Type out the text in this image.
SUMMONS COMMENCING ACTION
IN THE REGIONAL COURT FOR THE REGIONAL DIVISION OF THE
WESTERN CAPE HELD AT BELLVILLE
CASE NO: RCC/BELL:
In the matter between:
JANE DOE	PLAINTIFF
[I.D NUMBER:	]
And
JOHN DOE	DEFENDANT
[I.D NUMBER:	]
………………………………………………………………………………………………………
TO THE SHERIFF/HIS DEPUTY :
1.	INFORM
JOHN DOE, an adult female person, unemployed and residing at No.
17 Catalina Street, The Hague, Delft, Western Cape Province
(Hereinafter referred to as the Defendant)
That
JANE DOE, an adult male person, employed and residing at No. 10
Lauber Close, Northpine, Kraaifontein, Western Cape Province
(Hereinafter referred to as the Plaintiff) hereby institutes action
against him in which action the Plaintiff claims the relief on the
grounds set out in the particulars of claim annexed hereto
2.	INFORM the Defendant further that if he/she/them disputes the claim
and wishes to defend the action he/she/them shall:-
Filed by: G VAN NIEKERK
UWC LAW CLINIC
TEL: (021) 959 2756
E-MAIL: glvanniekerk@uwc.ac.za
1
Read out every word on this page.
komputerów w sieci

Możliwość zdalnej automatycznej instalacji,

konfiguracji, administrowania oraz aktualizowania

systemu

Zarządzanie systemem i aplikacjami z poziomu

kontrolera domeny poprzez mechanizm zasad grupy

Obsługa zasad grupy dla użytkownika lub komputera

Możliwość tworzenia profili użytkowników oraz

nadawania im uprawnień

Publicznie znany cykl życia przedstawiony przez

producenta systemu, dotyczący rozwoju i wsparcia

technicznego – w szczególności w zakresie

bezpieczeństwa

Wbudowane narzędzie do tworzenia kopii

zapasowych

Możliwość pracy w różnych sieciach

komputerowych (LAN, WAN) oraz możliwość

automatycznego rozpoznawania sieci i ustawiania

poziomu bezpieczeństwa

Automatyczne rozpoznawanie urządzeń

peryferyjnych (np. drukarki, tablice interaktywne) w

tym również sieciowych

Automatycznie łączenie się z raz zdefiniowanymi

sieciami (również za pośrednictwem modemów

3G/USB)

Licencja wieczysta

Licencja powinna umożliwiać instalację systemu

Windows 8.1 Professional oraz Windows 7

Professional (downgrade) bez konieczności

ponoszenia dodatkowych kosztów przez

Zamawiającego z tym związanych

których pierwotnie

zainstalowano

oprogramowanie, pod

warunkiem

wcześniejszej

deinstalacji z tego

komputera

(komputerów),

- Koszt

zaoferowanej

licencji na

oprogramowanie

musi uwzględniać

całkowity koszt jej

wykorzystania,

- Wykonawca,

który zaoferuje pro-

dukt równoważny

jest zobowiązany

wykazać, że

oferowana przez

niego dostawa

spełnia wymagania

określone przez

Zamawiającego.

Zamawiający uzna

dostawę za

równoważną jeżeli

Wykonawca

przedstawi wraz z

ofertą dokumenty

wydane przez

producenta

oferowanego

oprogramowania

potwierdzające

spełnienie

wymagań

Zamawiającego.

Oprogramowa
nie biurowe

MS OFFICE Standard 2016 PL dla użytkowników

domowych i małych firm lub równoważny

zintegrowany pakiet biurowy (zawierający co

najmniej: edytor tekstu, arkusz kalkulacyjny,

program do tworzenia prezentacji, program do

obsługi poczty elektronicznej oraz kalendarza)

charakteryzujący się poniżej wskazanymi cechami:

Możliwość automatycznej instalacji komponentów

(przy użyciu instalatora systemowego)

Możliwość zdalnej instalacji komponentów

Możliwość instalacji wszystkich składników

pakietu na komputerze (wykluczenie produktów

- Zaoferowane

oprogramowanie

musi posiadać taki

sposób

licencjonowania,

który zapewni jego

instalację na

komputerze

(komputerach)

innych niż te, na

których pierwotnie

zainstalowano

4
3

----

REQUIRED TASK ▸
Locate the lines above that hold the word "Professional". Show every one of them.

THE REPLY ▸
Windows 8.1 Professional oraz Windows 7
Professional (downgrade) bez konieczności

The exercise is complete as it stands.